# COMPLETE THE FOLLOWING:
[1] In the Aces High article, who directed the film?
[2] Resume the Aces High article from the point where it ends.
— Start of EXTRACT TO READ —
Aces High is a 1976 war film starring Malcolm McDowell, Peter Firth, Christopher Plummer and Simon Ward. The film, which is an Anglo-French production, is based on the 1928 play Journey's End by R. C. Sherriff with additional material from the memoir Sagittarius Rising by Cecil Lewis. It was directed by Jack Gold. The screenplay was written by Howard Barker.

Aces High turns the trench warfare of Journey's End into the aerial battles fought above the Western Front by the Royal Flying Corps (RFC) in 1917. The film covers a week of a squadron where the high death rate puts an enormous strain on the surviving pilots. Many characters and plot lines are loosely based on those of Journey's End: the idealistic new officer who is killed at the end, and whose sister is the girlfriend of his tough but alcoholic commanding officer, the kindly middle-aged second-in-command (known as "Uncle" by the younger officers) who is killed on a dangerous intelligence-gathering mission ordered by the top brass, and the officer whose claims of neuralgia are taken to be cowardice.

Plot
In October 1916, fighter ace John Gresham (Malcolm McDowell) speaks to the senior class at Eton College. A year later, new recruit, 2nd Lt. Croft (Peter Firth), arrives at Gresham's temporary base in northern France. Gresham had been his house captain at Eton and is also the boyfriend of Croft's older sister.

Gresham relies on alcohol to continue flying because of severe combat stress. Faced with being responsible for the safety of Croft (and the potential impact his loss would have on his sister), Gresham drinks even more heavily. Croft is forced to learn quickly on how to survive - both in the air and on the ground - because aerial combat and squadron etiquette are both merciless. In his week-long rite of passage from naive schoolboy to military pilot, his youthful adoration of Gresham is replaced with respect as he comes to understand the severe strain endured by his commanding officer.

By the end of the week, Croft seems to have acquired the necessary combat skills when he shoots down his first plane. However, he is suddenly killed in an air-to-air collision with a German aircraft. Back at base, Gresham sees an apparition of an uninjured, smiling Croft through his office window. After the image fades, Gresham orders the next young replacement pilots to be brought in for his inspection.

Cast
(Name in brackets for the equivalent character in Journey's End.)
— End of EXTRACT TO READ —
— Start of DATA SUPPLIED —
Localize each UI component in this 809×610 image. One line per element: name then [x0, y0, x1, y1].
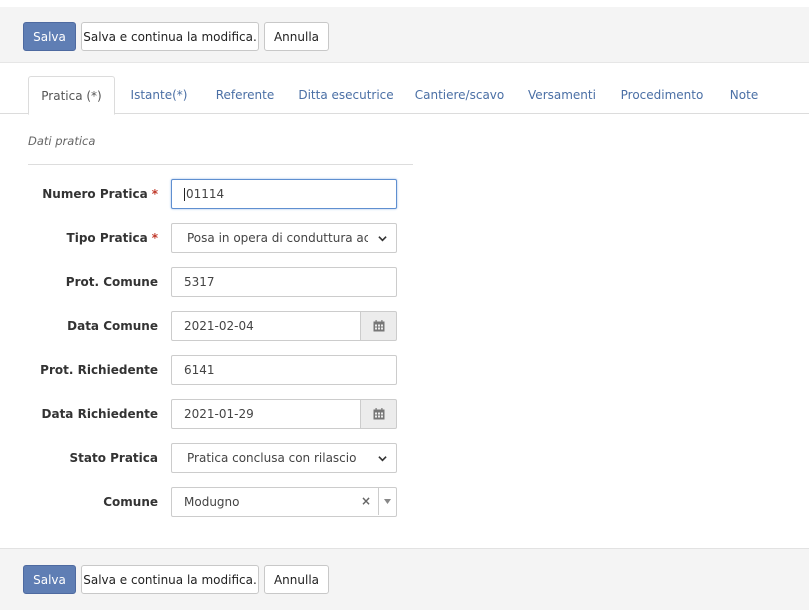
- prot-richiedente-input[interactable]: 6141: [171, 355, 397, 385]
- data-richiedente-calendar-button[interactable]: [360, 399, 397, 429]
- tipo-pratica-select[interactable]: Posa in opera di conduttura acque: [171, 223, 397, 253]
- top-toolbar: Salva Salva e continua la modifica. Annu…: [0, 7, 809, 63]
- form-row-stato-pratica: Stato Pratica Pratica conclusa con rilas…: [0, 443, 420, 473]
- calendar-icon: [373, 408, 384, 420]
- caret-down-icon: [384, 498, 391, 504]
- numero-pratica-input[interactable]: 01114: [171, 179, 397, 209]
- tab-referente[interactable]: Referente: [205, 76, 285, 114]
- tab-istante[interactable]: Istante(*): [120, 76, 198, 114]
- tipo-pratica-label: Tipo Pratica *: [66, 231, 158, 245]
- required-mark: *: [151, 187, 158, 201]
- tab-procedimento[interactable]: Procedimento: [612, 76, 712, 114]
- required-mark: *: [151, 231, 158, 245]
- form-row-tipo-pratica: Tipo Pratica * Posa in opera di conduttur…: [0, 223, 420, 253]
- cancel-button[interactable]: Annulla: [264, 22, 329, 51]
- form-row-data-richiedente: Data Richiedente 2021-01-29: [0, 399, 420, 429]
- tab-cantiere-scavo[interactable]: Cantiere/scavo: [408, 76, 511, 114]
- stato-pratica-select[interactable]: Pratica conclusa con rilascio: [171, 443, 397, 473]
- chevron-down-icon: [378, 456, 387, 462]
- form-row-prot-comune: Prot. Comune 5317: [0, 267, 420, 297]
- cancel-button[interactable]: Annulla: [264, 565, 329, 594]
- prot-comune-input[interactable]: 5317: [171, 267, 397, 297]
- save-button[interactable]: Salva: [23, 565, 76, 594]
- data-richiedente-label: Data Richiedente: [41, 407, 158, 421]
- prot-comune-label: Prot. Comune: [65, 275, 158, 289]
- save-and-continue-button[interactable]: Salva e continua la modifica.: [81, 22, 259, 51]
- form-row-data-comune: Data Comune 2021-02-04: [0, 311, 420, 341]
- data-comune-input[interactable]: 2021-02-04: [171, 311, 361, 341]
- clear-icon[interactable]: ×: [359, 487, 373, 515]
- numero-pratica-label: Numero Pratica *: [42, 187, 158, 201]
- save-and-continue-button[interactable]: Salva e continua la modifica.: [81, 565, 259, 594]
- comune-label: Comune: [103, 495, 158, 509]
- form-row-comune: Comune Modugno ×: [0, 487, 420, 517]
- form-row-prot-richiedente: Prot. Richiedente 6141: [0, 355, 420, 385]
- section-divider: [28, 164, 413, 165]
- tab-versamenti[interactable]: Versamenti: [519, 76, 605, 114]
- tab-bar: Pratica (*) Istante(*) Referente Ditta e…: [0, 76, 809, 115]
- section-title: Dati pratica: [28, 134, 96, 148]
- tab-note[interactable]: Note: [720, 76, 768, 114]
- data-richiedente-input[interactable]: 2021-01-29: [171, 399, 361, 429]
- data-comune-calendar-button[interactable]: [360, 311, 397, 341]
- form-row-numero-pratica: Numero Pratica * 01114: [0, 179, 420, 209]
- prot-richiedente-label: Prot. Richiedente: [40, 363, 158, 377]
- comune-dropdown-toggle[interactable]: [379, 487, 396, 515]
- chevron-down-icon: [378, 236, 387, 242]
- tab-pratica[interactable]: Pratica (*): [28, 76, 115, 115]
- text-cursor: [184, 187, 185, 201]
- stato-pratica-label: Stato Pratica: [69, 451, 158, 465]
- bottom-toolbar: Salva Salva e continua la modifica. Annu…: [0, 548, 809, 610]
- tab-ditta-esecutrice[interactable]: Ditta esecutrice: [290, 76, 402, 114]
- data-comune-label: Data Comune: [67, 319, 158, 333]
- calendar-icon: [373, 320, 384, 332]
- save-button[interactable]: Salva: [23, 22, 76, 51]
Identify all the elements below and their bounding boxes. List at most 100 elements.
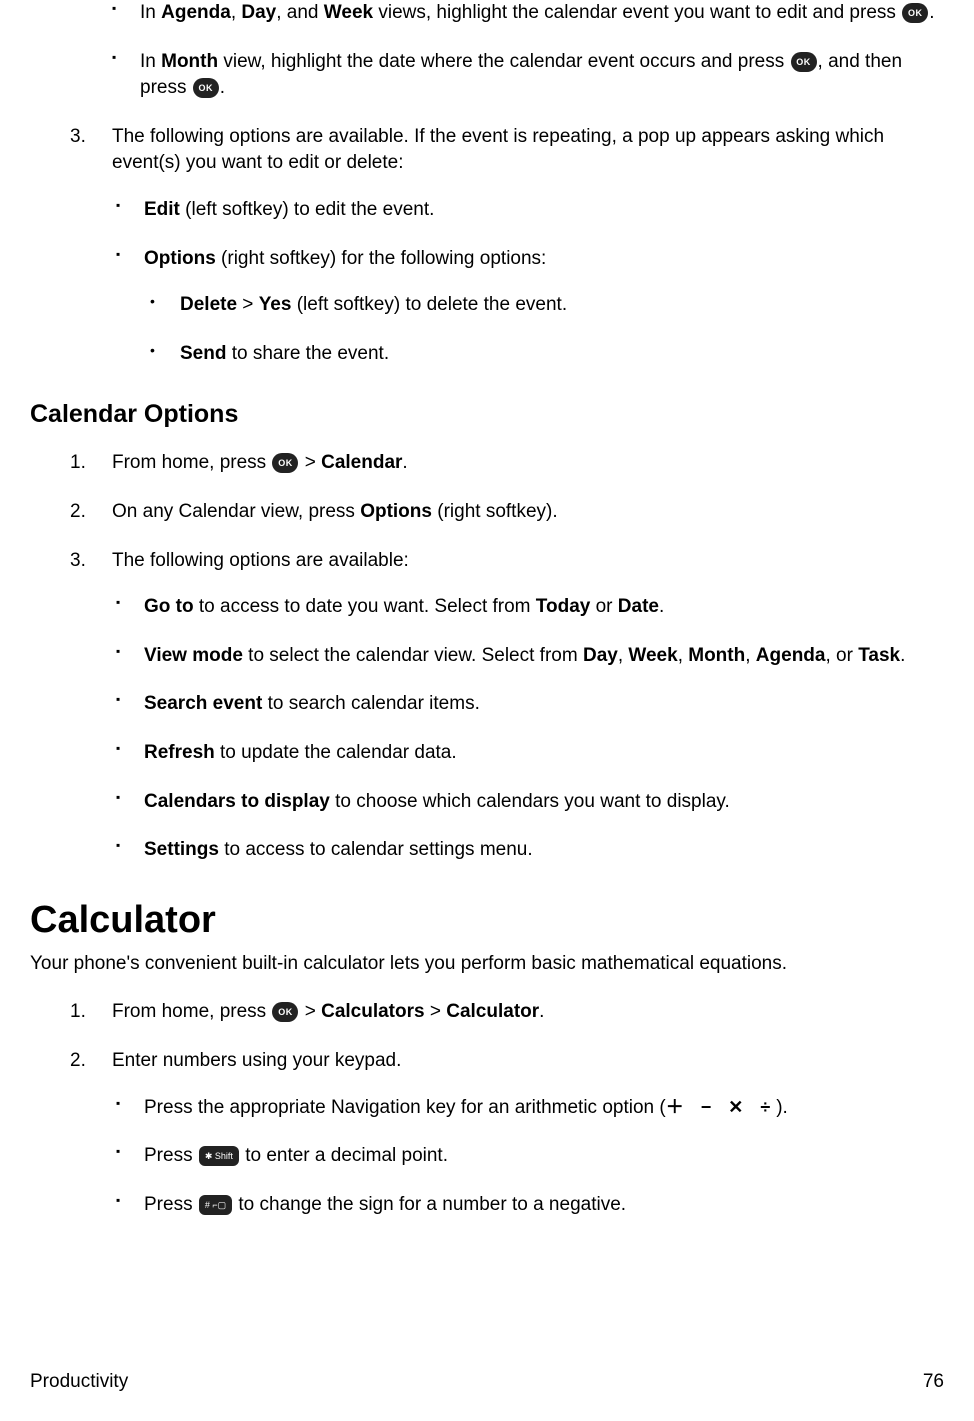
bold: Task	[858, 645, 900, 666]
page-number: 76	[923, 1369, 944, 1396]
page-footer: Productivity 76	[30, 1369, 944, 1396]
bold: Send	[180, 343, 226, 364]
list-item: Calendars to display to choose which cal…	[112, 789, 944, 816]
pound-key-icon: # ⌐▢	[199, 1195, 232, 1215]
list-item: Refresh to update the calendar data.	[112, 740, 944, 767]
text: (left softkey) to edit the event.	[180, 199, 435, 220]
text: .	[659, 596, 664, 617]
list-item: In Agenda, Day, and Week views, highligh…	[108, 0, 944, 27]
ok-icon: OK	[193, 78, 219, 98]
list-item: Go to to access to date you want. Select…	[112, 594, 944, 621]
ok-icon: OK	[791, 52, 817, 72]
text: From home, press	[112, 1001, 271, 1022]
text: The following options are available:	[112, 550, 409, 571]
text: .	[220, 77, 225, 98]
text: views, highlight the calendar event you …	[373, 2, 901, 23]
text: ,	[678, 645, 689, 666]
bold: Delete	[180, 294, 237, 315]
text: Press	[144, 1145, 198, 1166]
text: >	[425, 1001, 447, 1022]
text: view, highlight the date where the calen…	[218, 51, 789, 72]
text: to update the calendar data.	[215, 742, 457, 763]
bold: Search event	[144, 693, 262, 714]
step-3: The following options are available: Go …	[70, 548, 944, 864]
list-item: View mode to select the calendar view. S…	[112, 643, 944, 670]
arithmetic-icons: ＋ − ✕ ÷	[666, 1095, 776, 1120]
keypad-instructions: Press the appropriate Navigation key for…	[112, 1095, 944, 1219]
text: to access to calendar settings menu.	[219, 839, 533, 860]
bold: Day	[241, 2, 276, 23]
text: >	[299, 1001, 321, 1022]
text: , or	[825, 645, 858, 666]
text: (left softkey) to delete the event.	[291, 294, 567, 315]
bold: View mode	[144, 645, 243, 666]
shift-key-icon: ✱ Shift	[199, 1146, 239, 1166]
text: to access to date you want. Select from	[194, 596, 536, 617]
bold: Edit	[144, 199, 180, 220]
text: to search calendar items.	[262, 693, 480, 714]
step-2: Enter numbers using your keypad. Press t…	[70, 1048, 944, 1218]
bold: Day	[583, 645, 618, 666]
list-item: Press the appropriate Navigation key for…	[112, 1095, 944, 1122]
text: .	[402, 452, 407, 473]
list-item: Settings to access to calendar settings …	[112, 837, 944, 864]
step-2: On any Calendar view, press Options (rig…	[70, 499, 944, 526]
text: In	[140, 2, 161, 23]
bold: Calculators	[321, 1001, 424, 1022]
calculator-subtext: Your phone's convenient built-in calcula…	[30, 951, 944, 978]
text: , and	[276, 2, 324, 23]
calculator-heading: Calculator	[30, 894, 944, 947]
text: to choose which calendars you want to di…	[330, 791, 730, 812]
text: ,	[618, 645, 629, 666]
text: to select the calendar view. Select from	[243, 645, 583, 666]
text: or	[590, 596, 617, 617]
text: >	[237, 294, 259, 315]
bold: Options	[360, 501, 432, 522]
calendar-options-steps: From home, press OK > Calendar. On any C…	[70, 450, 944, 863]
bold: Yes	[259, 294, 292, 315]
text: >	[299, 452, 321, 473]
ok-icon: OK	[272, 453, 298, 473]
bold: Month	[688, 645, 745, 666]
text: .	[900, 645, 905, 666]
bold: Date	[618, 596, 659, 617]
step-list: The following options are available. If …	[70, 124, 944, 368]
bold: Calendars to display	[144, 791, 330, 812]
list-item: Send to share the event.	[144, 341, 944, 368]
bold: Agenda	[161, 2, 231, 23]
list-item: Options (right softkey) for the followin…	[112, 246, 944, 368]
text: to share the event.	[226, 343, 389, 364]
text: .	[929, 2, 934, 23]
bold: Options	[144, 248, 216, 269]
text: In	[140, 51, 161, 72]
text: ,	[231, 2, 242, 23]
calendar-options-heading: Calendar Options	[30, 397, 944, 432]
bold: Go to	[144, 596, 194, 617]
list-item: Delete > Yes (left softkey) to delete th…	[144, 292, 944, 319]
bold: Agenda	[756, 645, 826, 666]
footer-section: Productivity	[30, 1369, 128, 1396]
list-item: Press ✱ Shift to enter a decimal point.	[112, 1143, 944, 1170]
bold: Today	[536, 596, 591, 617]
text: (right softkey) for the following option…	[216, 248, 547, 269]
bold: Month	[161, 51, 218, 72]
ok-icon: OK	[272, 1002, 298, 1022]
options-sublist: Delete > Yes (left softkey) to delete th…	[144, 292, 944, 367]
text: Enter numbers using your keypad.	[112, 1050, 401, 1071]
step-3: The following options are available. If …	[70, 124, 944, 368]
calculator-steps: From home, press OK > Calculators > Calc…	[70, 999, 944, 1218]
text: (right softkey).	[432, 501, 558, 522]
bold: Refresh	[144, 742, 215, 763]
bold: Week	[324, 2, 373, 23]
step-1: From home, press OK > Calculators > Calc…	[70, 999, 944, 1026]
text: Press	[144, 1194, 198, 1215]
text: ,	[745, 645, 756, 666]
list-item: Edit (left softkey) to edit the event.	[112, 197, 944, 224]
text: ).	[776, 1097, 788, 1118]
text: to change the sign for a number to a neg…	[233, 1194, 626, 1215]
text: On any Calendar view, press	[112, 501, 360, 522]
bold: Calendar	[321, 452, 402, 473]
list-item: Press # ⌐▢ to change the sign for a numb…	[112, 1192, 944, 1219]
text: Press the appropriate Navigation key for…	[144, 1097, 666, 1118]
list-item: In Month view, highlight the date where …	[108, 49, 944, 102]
— End of DATA SUPPLIED —
# ANSWERS TO THE TASKS:
[1] Jack Gold

[2]
Production

Development
The idea for the film came from producer Benny Fisz, who had served in the RAF in the Second World War, who pitched the idea of remaking Journey's End to British director Jack Gold. Although initially wary of it being an aviation film, Gold agreed after Howard Barker revised the screenplay. Gold said he was attracted to the film because "That was innocence, extreme youth, marred lives of these pilots who knew they are going to die. And we could show not only chivalry  and bravery but also the fear." "What interests me is human relationships," said Gold. "Aces High has aerial battle scenes but they're not just thrown in. It has songs but they're not just cue music. They do tell something about the characters."

The movie was co-financed by EMI Films.

Casting
Peter Firth and Christopher Plummer joined Malcolm McDowell, who agreed to appear in the film because Gold had such a good reputation among actors at the time.

Filming
The shooting schedule took seven weeks with one week for rehearsal. Exteriors were shot in Spain and Southern England with principal photography at Booker Airfield, High Wycombe, Buckinghamshire, as well as St Katharine Docks and Eton College. Interiors were completed at Pinewood Studios.

The production paid close attention to authenticity with First World War era equipment being used throughout the film such as the airfield facilities, barracks and motor transport. The depicted squadron (known as 76 Squadron) is loosely based on 56 Squadron, which flew the S.E.5 that regained Allied air superiority in mid 1917.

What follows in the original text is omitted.